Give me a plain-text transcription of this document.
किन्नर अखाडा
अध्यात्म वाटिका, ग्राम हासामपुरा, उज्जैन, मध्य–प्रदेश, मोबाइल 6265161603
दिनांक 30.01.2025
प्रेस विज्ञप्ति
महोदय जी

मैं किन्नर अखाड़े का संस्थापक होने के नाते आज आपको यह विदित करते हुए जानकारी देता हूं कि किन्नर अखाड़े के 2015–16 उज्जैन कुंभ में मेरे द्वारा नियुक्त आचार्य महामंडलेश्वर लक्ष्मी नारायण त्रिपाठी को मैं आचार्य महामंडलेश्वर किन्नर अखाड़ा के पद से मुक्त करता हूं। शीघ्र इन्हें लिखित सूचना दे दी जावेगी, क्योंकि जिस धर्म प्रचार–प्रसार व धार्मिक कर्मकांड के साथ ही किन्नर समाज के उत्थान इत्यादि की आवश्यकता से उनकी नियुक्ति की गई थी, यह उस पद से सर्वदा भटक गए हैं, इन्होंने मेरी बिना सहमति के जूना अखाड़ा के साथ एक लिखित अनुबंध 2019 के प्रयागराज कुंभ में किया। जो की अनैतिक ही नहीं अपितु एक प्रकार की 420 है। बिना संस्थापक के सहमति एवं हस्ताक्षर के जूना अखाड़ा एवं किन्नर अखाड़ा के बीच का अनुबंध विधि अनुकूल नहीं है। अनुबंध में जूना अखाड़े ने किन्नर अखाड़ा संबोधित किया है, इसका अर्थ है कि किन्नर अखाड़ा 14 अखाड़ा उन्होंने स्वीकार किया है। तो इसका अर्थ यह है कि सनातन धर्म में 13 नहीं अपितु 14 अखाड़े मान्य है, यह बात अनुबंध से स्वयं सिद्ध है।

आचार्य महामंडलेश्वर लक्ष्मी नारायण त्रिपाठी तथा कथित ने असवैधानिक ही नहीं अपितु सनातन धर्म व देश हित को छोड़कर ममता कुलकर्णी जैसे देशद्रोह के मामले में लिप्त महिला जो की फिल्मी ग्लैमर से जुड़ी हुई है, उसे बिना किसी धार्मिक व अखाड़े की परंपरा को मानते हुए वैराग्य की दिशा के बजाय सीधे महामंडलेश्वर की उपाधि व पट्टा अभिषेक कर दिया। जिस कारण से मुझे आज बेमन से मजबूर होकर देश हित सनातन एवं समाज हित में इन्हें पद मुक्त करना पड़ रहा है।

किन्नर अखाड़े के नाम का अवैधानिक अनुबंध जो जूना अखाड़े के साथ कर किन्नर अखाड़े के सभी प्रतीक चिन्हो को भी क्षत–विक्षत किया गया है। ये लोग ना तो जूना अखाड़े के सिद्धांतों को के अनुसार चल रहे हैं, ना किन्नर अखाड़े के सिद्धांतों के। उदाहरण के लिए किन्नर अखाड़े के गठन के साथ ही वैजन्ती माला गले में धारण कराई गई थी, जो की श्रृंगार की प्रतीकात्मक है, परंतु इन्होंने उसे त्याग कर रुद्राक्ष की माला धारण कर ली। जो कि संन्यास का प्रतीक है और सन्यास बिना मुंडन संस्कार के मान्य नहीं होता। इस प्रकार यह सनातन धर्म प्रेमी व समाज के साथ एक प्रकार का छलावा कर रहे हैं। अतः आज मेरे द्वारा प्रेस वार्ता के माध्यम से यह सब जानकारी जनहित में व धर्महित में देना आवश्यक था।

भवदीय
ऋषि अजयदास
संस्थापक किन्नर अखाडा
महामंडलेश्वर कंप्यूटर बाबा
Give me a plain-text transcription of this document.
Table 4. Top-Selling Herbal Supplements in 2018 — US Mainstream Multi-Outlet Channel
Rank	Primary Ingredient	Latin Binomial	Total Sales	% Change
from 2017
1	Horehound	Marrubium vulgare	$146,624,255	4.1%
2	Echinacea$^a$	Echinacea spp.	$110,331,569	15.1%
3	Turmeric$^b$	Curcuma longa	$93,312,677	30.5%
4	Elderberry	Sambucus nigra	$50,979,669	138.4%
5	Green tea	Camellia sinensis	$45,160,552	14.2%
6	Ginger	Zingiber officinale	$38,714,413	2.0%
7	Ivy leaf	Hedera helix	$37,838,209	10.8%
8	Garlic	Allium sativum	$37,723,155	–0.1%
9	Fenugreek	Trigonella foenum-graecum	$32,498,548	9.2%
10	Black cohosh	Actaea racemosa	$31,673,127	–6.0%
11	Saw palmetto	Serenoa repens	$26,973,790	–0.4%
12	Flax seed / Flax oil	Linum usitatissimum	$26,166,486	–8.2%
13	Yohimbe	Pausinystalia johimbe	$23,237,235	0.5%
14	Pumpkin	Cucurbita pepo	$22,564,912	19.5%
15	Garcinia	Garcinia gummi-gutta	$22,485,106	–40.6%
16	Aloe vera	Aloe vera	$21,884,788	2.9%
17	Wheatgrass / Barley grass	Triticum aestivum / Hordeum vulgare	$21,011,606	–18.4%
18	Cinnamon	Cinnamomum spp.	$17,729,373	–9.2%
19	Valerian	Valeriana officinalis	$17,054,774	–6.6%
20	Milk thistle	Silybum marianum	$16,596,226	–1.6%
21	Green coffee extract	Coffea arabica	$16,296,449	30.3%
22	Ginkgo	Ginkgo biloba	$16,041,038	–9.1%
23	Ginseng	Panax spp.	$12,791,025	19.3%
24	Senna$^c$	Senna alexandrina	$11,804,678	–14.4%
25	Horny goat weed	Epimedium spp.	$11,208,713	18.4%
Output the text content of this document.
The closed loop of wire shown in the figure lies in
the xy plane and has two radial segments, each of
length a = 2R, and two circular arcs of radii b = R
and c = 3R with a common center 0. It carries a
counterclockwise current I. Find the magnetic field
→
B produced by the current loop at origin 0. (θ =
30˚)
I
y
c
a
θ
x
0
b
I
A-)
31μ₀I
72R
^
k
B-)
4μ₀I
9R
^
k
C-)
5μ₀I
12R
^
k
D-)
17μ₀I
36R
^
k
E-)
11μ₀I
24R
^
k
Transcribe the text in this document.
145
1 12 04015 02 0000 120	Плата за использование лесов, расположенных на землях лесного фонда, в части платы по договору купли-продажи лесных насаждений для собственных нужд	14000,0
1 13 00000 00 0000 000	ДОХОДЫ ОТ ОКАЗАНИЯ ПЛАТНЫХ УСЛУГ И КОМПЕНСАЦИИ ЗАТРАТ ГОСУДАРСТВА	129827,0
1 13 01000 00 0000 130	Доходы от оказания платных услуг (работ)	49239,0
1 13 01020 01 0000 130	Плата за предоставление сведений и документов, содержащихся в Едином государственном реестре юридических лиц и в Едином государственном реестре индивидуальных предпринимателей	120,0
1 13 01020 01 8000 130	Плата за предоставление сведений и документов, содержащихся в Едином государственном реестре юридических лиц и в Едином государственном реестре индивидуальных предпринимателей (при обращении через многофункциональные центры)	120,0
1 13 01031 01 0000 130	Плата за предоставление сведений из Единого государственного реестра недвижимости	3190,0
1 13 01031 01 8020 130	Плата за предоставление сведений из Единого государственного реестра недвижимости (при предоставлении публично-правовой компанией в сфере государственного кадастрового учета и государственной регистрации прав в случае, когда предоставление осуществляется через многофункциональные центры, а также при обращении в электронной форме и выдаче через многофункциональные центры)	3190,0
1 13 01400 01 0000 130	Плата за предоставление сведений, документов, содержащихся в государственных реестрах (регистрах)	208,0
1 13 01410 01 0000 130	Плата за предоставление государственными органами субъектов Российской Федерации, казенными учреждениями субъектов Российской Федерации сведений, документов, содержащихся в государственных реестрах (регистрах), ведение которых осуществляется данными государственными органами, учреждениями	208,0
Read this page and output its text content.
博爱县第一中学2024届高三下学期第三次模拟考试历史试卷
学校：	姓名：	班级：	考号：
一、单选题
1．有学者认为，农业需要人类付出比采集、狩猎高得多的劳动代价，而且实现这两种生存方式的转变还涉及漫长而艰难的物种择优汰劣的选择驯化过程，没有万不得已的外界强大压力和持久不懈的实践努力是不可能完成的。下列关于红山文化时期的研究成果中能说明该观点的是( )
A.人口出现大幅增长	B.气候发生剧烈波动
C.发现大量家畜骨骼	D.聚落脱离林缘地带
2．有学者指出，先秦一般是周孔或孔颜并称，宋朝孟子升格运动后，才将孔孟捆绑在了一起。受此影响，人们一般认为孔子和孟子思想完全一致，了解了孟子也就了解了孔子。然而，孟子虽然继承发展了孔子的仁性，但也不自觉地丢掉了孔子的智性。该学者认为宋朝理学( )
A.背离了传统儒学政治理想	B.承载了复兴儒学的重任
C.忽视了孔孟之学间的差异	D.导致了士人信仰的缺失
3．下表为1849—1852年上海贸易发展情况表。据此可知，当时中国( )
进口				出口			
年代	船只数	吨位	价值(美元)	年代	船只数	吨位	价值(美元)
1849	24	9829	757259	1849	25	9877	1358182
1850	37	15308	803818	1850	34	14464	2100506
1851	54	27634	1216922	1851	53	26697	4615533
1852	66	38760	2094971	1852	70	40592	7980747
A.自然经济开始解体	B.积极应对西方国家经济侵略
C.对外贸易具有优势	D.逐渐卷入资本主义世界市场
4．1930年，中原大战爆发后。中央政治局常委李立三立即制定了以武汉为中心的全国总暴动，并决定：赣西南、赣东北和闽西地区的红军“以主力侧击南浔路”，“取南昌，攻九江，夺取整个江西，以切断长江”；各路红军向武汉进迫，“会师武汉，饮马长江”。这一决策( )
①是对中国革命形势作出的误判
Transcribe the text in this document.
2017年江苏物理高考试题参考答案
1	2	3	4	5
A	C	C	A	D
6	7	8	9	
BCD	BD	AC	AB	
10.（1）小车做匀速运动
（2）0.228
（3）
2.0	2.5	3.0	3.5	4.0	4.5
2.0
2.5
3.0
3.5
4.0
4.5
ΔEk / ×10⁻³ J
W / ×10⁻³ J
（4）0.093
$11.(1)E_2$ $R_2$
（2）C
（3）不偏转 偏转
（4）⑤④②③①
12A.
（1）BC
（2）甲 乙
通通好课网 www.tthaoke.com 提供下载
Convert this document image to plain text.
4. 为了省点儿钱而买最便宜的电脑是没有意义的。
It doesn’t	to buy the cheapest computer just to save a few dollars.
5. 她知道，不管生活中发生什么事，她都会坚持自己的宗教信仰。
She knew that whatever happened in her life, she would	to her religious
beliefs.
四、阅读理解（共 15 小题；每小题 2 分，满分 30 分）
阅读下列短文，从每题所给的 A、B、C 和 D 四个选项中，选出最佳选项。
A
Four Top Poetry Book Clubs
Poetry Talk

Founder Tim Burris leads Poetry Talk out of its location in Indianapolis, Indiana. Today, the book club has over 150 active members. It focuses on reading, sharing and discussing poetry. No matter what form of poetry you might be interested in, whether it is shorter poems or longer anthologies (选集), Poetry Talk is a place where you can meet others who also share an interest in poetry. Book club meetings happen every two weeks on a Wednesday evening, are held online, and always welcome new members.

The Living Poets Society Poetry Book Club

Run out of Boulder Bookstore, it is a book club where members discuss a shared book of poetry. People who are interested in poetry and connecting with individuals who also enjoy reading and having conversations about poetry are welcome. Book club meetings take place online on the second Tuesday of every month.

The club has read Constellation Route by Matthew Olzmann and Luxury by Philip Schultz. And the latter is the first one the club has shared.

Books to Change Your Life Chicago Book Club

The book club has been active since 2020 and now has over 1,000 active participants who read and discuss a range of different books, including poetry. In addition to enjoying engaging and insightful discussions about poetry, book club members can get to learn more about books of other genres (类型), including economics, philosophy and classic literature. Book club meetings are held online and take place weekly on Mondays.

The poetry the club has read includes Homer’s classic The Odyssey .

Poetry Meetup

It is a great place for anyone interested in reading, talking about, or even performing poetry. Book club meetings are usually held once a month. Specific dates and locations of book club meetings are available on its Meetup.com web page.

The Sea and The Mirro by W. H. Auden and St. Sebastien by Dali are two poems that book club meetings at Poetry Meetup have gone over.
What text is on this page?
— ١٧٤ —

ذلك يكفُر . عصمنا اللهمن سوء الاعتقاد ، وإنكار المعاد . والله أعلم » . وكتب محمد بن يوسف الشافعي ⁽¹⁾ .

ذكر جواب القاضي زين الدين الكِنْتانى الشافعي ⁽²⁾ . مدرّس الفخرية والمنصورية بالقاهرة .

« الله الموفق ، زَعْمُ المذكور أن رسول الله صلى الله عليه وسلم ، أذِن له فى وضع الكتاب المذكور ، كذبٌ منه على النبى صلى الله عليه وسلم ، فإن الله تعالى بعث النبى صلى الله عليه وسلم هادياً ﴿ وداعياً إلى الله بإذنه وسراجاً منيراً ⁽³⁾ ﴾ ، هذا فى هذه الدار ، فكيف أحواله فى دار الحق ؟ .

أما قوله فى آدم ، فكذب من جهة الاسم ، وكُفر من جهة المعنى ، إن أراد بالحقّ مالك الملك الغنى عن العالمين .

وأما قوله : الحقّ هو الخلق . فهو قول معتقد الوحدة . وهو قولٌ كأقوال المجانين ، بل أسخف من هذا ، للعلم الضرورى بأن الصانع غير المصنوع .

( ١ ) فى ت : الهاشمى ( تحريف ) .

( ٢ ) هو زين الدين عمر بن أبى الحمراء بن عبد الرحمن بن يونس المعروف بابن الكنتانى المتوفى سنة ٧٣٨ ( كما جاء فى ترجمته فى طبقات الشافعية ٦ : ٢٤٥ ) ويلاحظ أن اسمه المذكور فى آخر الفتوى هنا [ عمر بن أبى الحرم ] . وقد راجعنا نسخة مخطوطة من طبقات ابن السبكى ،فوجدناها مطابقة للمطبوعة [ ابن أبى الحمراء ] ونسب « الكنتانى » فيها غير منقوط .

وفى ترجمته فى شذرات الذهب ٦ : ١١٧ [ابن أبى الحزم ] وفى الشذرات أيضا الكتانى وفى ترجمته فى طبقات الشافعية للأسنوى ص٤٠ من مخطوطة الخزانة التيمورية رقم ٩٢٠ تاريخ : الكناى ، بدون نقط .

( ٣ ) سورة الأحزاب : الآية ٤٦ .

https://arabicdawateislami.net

What is needed: Copy each line from the records above that includes the string "قوله".

Result of this task:
أما قوله فى آدم ، فكذب من جهة الاسم ، وكُفر من جهة المعنى ، إن أراد بالحقّ مالك الملك الغنى عن العالمين .
وأما قوله : الحقّ هو الخلق . فهو قول معتقد الوحدة . وهو قولٌ كأقوال المجانين ، بل أسخف من هذا ، للعلم الضرورى بأن الصانع غير المصنوع .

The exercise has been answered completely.